Description of the task: Go through the listing and return every line with "obiettiva" in it.
>> Start Supplied information
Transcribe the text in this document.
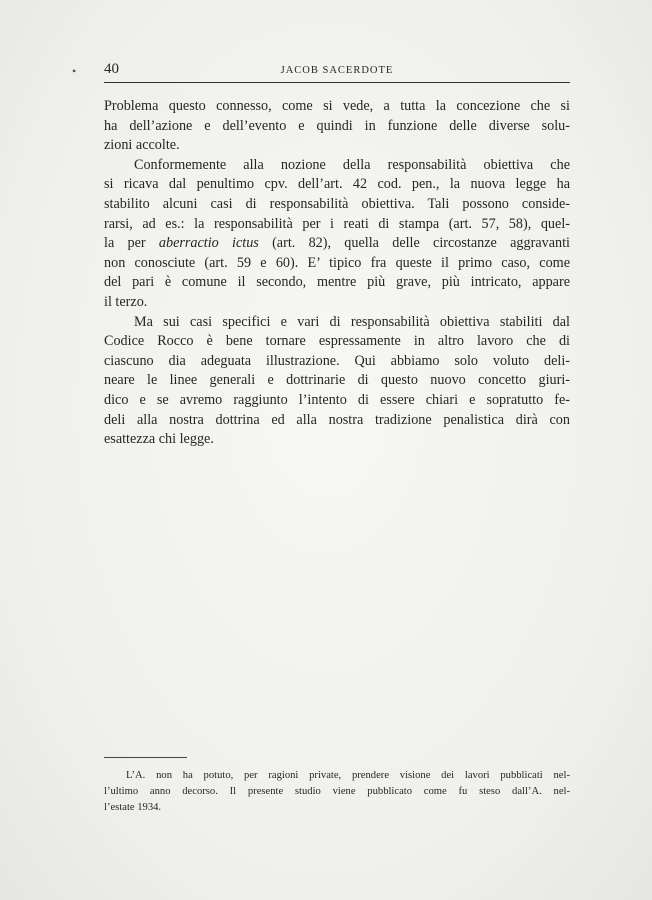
• 40	JACOB SACERDOTE
Problema questo connesso, come si vede, a tutta la concezione che si
ha dell’azione e dell’evento e quindi in funzione delle diverse solu-
zioni accolte.
Conformemente alla nozione della responsabilità obiettiva che
si ricava dal penultimo cpv. dell’art. 42 cod. pen., la nuova legge ha
stabilito alcuni casi di responsabilità obiettiva. Tali possono conside-
rarsi, ad es.: la responsabilità per i reati di stampa (art. 57, 58), quel-
la per aberractio ictus (art. 82), quella delle circostanze aggravanti
non conosciute (art. 59 e 60). E’ tipico fra queste il primo caso, come
del pari è comune il secondo, mentre più grave, più intricato, appare
il terzo.
Ma sui casi specifici e vari di responsabilità obiettiva stabiliti dal
Codice Rocco è bene tornare espressamente in altro lavoro che di
ciascuno dia adeguata illustrazione. Qui abbiamo solo voluto deli-
neare le linee generali e dottrinarie di questo nuovo concetto giuri-
dico e se avremo raggiunto l’intento di essere chiari e sopratutto fe-
deli alla nostra dottrina ed alla nostra tradizione penalistica dirà con
esattezza chi legge.
L’A. non ha potuto, per ragioni private, prendere visione dei lavori pubblicati nel-
l’ultimo anno decorso. Il presente studio viene pubblicato come fu steso dall’A. nel-
l’estate 1934.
>> End Supplied information
Written solution:
Conformemente alla nozione della responsabilità obiettiva che
stabilito alcuni casi di responsabilità obiettiva. Tali possono conside-
Ma sui casi specifici e vari di responsabilità obiettiva stabiliti dal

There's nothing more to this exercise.